Stored items from a collection:
++++++++++++++++++++

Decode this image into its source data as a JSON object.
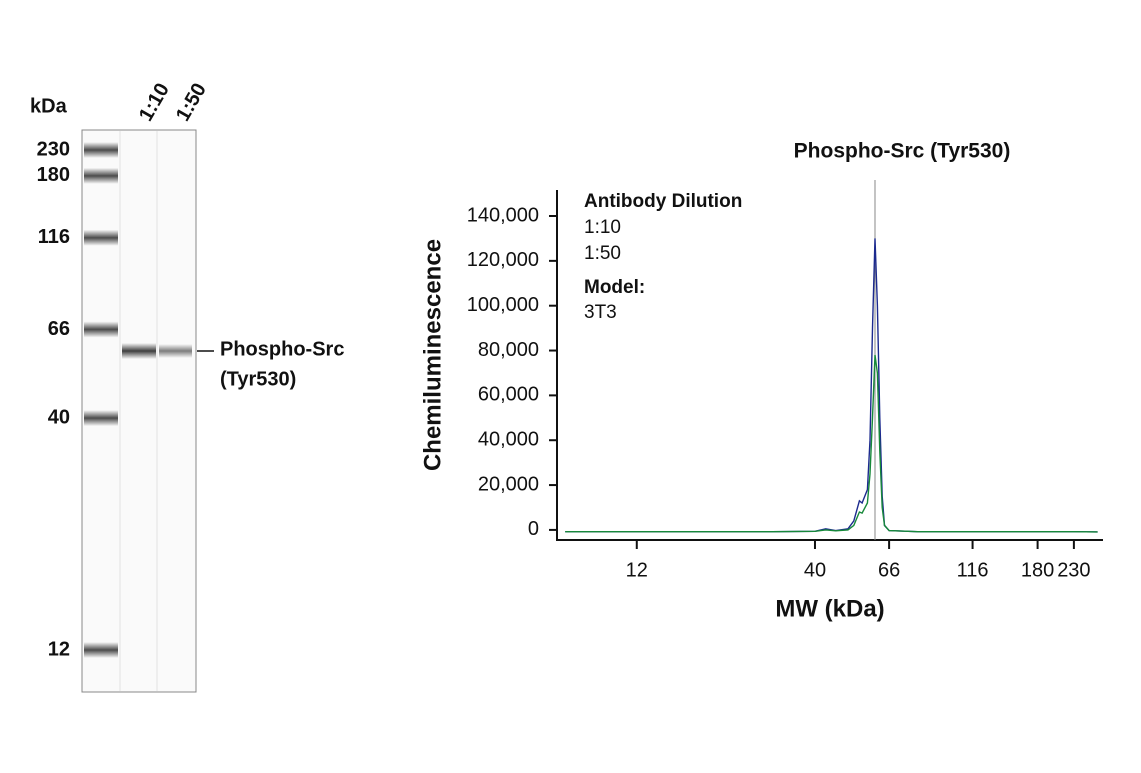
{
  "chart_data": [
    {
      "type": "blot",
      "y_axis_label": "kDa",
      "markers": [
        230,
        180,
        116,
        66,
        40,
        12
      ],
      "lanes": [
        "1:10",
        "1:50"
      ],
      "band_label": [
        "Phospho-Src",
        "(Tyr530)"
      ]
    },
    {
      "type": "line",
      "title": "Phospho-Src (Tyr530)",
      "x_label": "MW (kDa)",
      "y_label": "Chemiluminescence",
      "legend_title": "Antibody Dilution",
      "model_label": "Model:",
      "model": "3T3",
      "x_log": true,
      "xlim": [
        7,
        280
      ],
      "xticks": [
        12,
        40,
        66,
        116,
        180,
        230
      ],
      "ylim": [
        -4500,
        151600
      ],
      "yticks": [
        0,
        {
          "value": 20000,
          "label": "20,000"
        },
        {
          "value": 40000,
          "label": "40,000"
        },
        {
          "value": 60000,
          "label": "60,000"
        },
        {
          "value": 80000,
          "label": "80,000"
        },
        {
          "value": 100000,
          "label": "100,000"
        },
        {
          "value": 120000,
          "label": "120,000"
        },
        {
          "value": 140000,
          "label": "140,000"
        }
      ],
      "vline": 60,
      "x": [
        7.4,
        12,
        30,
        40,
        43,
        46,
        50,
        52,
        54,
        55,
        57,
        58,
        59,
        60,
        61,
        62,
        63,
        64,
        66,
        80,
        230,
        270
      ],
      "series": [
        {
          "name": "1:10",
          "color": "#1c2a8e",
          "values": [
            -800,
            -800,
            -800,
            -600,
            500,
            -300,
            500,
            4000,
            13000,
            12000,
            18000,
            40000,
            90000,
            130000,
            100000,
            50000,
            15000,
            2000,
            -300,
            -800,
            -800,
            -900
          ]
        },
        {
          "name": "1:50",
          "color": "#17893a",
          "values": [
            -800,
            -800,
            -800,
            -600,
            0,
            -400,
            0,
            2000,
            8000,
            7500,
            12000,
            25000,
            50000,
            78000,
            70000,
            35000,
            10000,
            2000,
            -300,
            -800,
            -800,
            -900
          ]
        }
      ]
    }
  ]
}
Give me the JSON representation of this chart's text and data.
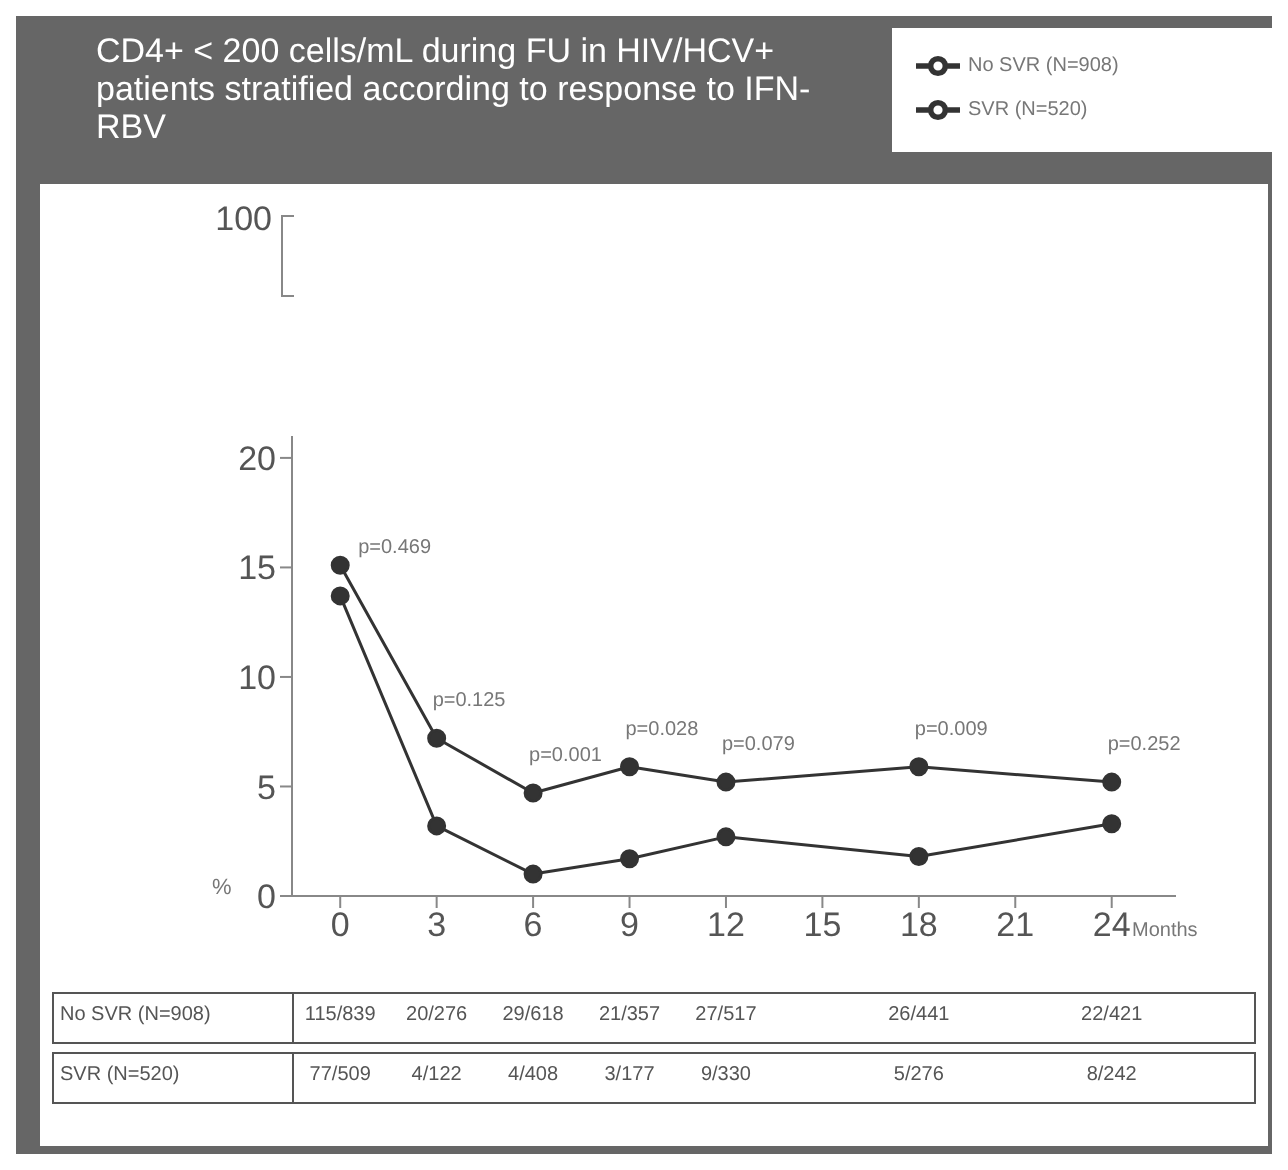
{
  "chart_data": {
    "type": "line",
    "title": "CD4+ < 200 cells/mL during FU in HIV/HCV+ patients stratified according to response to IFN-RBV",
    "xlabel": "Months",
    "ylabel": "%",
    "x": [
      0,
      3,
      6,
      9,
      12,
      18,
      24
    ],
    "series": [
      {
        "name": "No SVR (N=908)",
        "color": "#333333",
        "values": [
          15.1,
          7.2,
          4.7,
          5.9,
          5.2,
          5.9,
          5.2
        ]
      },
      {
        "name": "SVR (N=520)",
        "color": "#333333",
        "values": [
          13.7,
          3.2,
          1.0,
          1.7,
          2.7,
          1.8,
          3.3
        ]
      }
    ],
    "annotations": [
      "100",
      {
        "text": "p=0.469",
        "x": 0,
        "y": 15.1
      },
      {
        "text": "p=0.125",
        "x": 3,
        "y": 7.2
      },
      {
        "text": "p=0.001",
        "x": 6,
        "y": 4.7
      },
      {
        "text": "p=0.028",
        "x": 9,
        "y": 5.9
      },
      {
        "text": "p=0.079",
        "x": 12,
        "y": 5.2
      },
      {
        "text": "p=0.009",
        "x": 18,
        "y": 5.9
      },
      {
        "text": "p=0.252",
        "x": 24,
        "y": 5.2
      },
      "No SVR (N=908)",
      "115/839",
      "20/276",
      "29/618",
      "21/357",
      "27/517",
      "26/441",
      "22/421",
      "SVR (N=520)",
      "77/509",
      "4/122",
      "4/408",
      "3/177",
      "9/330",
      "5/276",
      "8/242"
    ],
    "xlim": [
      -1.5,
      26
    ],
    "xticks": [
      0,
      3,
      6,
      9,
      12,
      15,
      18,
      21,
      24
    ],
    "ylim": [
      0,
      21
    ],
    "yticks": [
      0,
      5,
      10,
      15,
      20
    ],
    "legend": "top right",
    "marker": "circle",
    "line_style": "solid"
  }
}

++++++++++++++++++++

Work to be completed:
Return only the number of lines in the entries that contain the string "Phospho".

Output of the task:
2